_PROVIDED DATA:_
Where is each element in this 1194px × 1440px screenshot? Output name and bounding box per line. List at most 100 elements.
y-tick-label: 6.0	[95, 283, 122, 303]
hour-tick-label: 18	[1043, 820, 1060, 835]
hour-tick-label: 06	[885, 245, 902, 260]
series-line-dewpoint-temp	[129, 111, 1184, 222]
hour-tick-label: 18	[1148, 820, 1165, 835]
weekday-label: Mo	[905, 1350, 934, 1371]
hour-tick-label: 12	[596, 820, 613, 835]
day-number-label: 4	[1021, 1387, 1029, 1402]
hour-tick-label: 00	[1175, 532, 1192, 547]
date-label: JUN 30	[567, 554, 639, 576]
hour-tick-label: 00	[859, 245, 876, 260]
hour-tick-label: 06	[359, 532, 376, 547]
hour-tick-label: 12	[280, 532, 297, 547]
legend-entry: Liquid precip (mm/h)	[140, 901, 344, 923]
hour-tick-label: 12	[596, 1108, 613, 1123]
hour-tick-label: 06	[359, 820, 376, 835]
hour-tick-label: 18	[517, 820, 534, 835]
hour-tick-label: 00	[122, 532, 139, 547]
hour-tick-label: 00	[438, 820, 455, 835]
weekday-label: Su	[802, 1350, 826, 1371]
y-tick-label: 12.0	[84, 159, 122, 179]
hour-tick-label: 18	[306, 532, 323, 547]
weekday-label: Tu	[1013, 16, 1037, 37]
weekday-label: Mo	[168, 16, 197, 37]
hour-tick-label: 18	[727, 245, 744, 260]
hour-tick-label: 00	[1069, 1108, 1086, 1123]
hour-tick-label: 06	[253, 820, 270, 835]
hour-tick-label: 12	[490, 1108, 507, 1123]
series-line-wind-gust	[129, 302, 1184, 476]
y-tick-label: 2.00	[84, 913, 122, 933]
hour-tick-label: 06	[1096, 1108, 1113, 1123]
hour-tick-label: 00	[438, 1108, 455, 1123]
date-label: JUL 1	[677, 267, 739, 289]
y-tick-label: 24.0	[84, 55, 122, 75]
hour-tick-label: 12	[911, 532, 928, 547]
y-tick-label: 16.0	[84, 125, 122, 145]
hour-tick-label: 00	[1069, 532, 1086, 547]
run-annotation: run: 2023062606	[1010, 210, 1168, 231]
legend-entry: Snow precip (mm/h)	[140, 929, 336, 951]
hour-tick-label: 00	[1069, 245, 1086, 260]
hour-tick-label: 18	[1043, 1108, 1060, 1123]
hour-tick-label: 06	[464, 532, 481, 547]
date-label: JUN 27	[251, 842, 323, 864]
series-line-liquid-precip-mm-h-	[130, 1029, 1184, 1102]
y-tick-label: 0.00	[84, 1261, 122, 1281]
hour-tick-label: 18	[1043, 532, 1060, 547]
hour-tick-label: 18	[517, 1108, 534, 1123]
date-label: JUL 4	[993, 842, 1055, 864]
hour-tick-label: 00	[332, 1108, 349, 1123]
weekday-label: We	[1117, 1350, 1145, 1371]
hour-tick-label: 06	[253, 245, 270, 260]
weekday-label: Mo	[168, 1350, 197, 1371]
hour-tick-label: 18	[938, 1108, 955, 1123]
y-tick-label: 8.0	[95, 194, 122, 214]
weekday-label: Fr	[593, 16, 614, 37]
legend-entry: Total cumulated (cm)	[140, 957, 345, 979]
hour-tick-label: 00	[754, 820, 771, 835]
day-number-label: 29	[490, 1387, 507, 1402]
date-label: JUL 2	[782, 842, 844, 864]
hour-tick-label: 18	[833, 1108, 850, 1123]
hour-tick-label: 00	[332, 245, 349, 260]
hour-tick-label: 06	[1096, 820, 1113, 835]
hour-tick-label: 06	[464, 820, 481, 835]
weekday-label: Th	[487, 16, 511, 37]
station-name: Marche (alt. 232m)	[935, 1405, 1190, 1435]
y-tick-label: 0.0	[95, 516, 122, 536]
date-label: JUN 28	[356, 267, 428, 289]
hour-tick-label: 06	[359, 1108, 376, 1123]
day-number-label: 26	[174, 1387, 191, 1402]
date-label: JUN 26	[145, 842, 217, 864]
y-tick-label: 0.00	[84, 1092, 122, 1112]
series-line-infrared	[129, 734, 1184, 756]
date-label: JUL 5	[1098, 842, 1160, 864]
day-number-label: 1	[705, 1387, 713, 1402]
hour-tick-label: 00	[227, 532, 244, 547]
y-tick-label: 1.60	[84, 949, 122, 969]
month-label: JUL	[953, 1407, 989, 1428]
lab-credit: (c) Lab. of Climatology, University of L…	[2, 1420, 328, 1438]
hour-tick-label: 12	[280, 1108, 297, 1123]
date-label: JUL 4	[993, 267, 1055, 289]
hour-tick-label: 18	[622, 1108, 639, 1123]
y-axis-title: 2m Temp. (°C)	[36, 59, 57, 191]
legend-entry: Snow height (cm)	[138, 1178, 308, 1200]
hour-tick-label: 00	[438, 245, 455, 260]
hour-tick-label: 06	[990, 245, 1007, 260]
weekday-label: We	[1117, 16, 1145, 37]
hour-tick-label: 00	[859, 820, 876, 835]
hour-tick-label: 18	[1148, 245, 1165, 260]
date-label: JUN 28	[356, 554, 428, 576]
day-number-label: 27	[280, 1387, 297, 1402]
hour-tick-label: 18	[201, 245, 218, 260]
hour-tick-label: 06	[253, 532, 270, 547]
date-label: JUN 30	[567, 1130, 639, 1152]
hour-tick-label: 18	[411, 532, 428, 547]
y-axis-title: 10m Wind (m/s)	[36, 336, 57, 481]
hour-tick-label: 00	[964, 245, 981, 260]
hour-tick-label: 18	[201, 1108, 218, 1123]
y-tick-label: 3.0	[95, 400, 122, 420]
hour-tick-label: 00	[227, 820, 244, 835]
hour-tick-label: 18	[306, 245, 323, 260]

_WORK TO DO:_
Output each line of the material above as one string in a JSON list, leaving out any blank lines.

_ANSWER IN FULL:_
[
  "Where is each element in this 1194px × 1440px screenshot? Output name and bounding box per line. List at most 100 elements.",
  "y-tick-label: 6.0\t[95, 283, 122, 303]",
  "hour-tick-label: 18\t[1043, 820, 1060, 835]",
  "hour-tick-label: 06\t[885, 245, 902, 260]",
  "series-line-dewpoint-temp\t[129, 111, 1184, 222]",
  "hour-tick-label: 18\t[1148, 820, 1165, 835]",
  "weekday-label: Mo\t[905, 1350, 934, 1371]",
  "hour-tick-label: 12\t[596, 820, 613, 835]",
  "day-number-label: 4\t[1021, 1387, 1029, 1402]",
  "hour-tick-label: 00\t[1175, 532, 1192, 547]",
  "date-label: JUN 30\t[567, 554, 639, 576]",
  "hour-tick-label: 00\t[859, 245, 876, 260]",
  "hour-tick-label: 06\t[359, 532, 376, 547]",
  "hour-tick-label: 12\t[280, 532, 297, 547]",
  "legend-entry: Liquid precip (mm/h)\t[140, 901, 344, 923]",
  "hour-tick-label: 12\t[596, 1108, 613, 1123]",
  "hour-tick-label: 06\t[359, 820, 376, 835]",
  "hour-tick-label: 18\t[517, 820, 534, 835]",
  "hour-tick-label: 00\t[122, 532, 139, 547]",
  "hour-tick-label: 00\t[438, 820, 455, 835]",
  "weekday-label: Su\t[802, 1350, 826, 1371]",
  "y-tick-label: 12.0\t[84, 159, 122, 179]",
  "hour-tick-label: 18\t[306, 532, 323, 547]",
  "weekday-label: Tu\t[1013, 16, 1037, 37]",
  "weekday-label: Mo\t[168, 16, 197, 37]",
  "hour-tick-label: 18\t[727, 245, 744, 260]",
  "hour-tick-label: 00\t[1069, 1108, 1086, 1123]",
  "hour-tick-label: 06\t[253, 820, 270, 835]",
  "hour-tick-label: 12\t[490, 1108, 507, 1123]",
  "series-line-wind-gust\t[129, 302, 1184, 476]",
  "y-tick-label: 2.00\t[84, 913, 122, 933]",
  "hour-tick-label: 06\t[1096, 1108, 1113, 1123]",
  "hour-tick-label: 00\t[438, 1108, 455, 1123]",
  "date-label: JUL 1\t[677, 267, 739, 289]",
  "y-tick-label: 24.0\t[84, 55, 122, 75]",
  "hour-tick-label: 12\t[911, 532, 928, 547]",
  "y-tick-label: 16.0\t[84, 125, 122, 145]",
  "hour-tick-label: 00\t[1069, 532, 1086, 547]",
  "run-annotation: run: 2023062606\t[1010, 210, 1168, 231]",
  "legend-entry: Snow precip (mm/h)\t[140, 929, 336, 951]",
  "hour-tick-label: 00\t[1069, 245, 1086, 260]",
  "hour-tick-label: 18\t[1043, 1108, 1060, 1123]",
  "hour-tick-label: 06\t[464, 532, 481, 547]",
  "date-label: JUN 27\t[251, 842, 323, 864]",
  "series-line-liquid-precip-mm-h-\t[130, 1029, 1184, 1102]",
  "y-tick-label: 0.00\t[84, 1261, 122, 1281]",
  "hour-tick-label: 18\t[1043, 532, 1060, 547]",
  "hour-tick-label: 18\t[517, 1108, 534, 1123]",
  "date-label: JUL 4\t[993, 842, 1055, 864]",
  "hour-tick-label: 00\t[332, 1108, 349, 1123]",
  "weekday-label: We\t[1117, 1350, 1145, 1371]",
  "hour-tick-label: 06\t[253, 245, 270, 260]",
  "weekday-label: Mo\t[168, 1350, 197, 1371]",
  "hour-tick-label: 18\t[938, 1108, 955, 1123]",
  "y-tick-label: 8.0\t[95, 194, 122, 214]",
  "weekday-label: Fr\t[593, 16, 614, 37]",
  "legend-entry: Total cumulated (cm)\t[140, 957, 345, 979]",
  "hour-tick-label: 00\t[754, 820, 771, 835]",
  "day-number-label: 29\t[490, 1387, 507, 1402]",
  "date-label: JUL 2\t[782, 842, 844, 864]",
  "hour-tick-label: 18\t[833, 1108, 850, 1123]",
  "hour-tick-label: 00\t[332, 245, 349, 260]",
  "hour-tick-label: 06\t[1096, 820, 1113, 835]",
  "hour-tick-label: 06\t[464, 820, 481, 835]",
  "weekday-label: Th\t[487, 16, 511, 37]",
  "station-name: Marche (alt. 232m)\t[935, 1405, 1190, 1435]",
  "y-tick-label: 0.0\t[95, 516, 122, 536]",
  "date-label: JUN 28\t[356, 267, 428, 289]",
  "hour-tick-label: 06\t[359, 1108, 376, 1123]",
  "day-number-label: 26\t[174, 1387, 191, 1402]",
  "date-label: JUN 26\t[145, 842, 217, 864]",
  "y-tick-label: 0.00\t[84, 1092, 122, 1112]",
  "series-line-infrared\t[129, 734, 1184, 756]",
  "date-label: JUL 5\t[1098, 842, 1160, 864]",
  "day-number-label: 1\t[705, 1387, 713, 1402]",
  "hour-tick-label: 00\t[227, 532, 244, 547]",
  "y-tick-label: 1.60\t[84, 949, 122, 969]",
  "month-label: JUL\t[953, 1407, 989, 1428]",
  "lab-credit: (c) Lab. of Climatology, University of L…\t[2, 1420, 328, 1438]",
  "hour-tick-label: 12\t[280, 1108, 297, 1123]",
  "date-label: JUL 4\t[993, 267, 1055, 289]",
  "hour-tick-label: 18\t[622, 1108, 639, 1123]",
  "y-axis-title: 2m Temp. (°C)\t[36, 59, 57, 191]",
  "legend-entry: Snow height (cm)\t[138, 1178, 308, 1200]",
  "hour-tick-label: 00\t[438, 245, 455, 260]",
  "hour-tick-label: 06\t[990, 245, 1007, 260]",
  "weekday-label: We\t[1117, 16, 1145, 37]",
  "hour-tick-label: 00\t[859, 820, 876, 835]",
  "hour-tick-label: 18\t[1148, 245, 1165, 260]",
  "date-label: JUN 28\t[356, 554, 428, 576]",
  "day-number-label: 27\t[280, 1387, 297, 1402]",
  "hour-tick-label: 18\t[201, 245, 218, 260]",
  "hour-tick-label: 06\t[253, 532, 270, 547]",
  "date-label: JUN 30\t[567, 1130, 639, 1152]",
  "hour-tick-label: 18\t[411, 532, 428, 547]",
  "y-axis-title: 10m Wind (m/s)\t[36, 336, 57, 481]",
  "hour-tick-label: 00\t[964, 245, 981, 260]",
  "hour-tick-label: 18\t[201, 1108, 218, 1123]",
  "y-tick-label: 3.0\t[95, 400, 122, 420]",
  "hour-tick-label: 00\t[227, 820, 244, 835]",
  "hour-tick-label: 18\t[306, 245, 323, 260]"
]